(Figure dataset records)

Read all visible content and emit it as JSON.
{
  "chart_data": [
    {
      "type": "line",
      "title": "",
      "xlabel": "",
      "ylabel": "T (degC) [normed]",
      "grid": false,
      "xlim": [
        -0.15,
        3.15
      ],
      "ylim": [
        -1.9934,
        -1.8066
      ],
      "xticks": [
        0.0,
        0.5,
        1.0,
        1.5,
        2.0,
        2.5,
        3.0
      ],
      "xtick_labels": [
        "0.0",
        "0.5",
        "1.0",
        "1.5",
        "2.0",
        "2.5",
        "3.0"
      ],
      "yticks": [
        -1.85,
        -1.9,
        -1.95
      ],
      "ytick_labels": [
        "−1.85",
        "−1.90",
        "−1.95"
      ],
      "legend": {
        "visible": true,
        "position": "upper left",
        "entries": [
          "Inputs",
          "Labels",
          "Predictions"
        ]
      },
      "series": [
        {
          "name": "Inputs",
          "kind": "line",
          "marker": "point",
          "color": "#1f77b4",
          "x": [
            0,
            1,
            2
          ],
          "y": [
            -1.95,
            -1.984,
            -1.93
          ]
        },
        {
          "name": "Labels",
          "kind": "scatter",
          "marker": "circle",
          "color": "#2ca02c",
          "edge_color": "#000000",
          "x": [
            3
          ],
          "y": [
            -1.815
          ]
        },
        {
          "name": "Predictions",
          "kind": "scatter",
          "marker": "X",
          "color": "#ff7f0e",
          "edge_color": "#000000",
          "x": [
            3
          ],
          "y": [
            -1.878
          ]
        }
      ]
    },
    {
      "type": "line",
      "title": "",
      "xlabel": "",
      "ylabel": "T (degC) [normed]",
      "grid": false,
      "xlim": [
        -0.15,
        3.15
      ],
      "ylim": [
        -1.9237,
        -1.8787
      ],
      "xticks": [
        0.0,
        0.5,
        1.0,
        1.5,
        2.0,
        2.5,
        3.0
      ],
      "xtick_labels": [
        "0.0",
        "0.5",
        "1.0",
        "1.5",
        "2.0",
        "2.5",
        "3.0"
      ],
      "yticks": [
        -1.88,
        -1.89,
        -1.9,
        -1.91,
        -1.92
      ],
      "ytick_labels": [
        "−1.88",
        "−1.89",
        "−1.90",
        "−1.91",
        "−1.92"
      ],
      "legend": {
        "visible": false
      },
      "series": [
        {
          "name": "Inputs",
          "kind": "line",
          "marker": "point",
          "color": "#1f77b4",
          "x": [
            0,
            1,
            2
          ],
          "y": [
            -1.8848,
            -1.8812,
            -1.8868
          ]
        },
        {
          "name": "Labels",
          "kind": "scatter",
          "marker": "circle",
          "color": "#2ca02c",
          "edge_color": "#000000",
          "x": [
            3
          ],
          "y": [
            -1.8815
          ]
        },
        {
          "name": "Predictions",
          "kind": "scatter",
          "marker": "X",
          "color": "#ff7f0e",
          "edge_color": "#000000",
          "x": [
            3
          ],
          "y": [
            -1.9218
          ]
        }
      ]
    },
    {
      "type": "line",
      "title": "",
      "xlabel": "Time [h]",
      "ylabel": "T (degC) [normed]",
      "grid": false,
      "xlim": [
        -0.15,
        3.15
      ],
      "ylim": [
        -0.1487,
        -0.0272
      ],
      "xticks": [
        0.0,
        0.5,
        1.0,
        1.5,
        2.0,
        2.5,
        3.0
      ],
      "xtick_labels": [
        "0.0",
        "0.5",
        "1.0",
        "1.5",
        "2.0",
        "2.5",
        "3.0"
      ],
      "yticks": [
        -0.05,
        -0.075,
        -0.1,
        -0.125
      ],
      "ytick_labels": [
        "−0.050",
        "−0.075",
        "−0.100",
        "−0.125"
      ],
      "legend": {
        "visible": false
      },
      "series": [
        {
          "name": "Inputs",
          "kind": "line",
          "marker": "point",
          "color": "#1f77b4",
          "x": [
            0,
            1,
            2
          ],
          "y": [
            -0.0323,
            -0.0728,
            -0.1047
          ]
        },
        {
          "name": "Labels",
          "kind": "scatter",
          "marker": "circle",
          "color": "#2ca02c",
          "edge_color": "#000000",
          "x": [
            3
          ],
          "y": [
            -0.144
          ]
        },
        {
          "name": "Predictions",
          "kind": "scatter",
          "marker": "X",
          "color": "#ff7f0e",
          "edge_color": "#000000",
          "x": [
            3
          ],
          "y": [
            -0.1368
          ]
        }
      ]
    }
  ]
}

**Exercise goal**. Without omitting anything, output the entries exactly.

**The solution**.
Read all visible content and emit it as JSON.
{
  "chart_data": [
    {
      "type": "line",
      "title": "",
      "xlabel": "",
      "ylabel": "T (degC) [normed]",
      "grid": false,
      "xlim": [
        -0.15,
        3.15
      ],
      "ylim": [
        -1.9934,
        -1.8066
      ],
      "xticks": [
        0.0,
        0.5,
        1.0,
        1.5,
        2.0,
        2.5,
        3.0
      ],
      "xtick_labels": [
        "0.0",
        "0.5",
        "1.0",
        "1.5",
        "2.0",
        "2.5",
        "3.0"
      ],
      "yticks": [
        -1.85,
        -1.9,
        -1.95
      ],
      "ytick_labels": [
        "−1.85",
        "−1.90",
        "−1.95"
      ],
      "legend": {
        "visible": true,
        "position": "upper left",
        "entries": [
          "Inputs",
          "Labels",
          "Predictions"
        ]
      },
      "series": [
        {
          "name": "Inputs",
          "kind": "line",
          "marker": "point",
          "color": "#1f77b4",
          "x": [
            0,
            1,
            2
          ],
          "y": [
            -1.95,
            -1.984,
            -1.93
          ]
        },
        {
          "name": "Labels",
          "kind": "scatter",
          "marker": "circle",
          "color": "#2ca02c",
          "edge_color": "#000000",
          "x": [
            3
          ],
          "y": [
            -1.815
          ]
        },
        {
          "name": "Predictions",
          "kind": "scatter",
          "marker": "X",
          "color": "#ff7f0e",
          "edge_color": "#000000",
          "x": [
            3
          ],
          "y": [
            -1.878
          ]
        }
      ]
    },
    {
      "type": "line",
      "title": "",
      "xlabel": "",
      "ylabel": "T (degC) [normed]",
      "grid": false,
      "xlim": [
        -0.15,
        3.15
      ],
      "ylim": [
        -1.9237,
        -1.8787
      ],
      "xticks": [
        0.0,
        0.5,
        1.0,
        1.5,
        2.0,
        2.5,
        3.0
      ],
      "xtick_labels": [
        "0.0",
        "0.5",
        "1.0",
        "1.5",
        "2.0",
        "2.5",
        "3.0"
      ],
      "yticks": [
        -1.88,
        -1.89,
        -1.9,
        -1.91,
        -1.92
      ],
      "ytick_labels": [
        "−1.88",
        "−1.89",
        "−1.90",
        "−1.91",
        "−1.92"
      ],
      "legend": {
        "visible": false
      },
      "series": [
        {
          "name": "Inputs",
          "kind": "line",
          "marker": "point",
          "color": "#1f77b4",
          "x": [
            0,
            1,
            2
          ],
          "y": [
            -1.8848,
            -1.8812,
            -1.8868
          ]
        },
        {
          "name": "Labels",
          "kind": "scatter",
          "marker": "circle",
          "color": "#2ca02c",
          "edge_color": "#000000",
          "x": [
            3
          ],
          "y": [
            -1.8815
          ]
        },
        {
          "name": "Predictions",
          "kind": "scatter",
          "marker": "X",
          "color": "#ff7f0e",
          "edge_color": "#000000",
          "x": [
            3
          ],
          "y": [
            -1.9218
          ]
        }
      ]
    },
    {
      "type": "line",
      "title": "",
      "xlabel": "Time [h]",
      "ylabel": "T (degC) [normed]",
      "grid": false,
      "xlim": [
        -0.15,
        3.15
      ],
      "ylim": [
        -0.1487,
        -0.0272
      ],
      "xticks": [
        0.0,
        0.5,
        1.0,
        1.5,
        2.0,
        2.5,
        3.0
      ],
      "xtick_labels": [
        "0.0",
        "0.5",
        "1.0",
        "1.5",
        "2.0",
        "2.5",
        "3.0"
      ],
      "yticks": [
        -0.05,
        -0.075,
        -0.1,
        -0.125
      ],
      "ytick_labels": [
        "−0.050",
        "−0.075",
        "−0.100",
        "−0.125"
      ],
      "legend": {
        "visible": false
      },
      "series": [
        {
          "name": "Inputs",
          "kind": "line",
          "marker": "point",
          "color": "#1f77b4",
          "x": [
            0,
            1,
            2
          ],
          "y": [
            -0.0323,
            -0.0728,
            -0.1047
          ]
        },
        {
          "name": "Labels",
          "kind": "scatter",
          "marker": "circle",
          "color": "#2ca02c",
          "edge_color": "#000000",
          "x": [
            3
          ],
          "y": [
            -0.144
          ]
        },
        {
          "name": "Predictions",
          "kind": "scatter",
          "marker": "X",
          "color": "#ff7f0e",
          "edge_color": "#000000",
          "x": [
            3
          ],
          "y": [
            -0.1368
          ]
        }
      ]
    }
  ]
}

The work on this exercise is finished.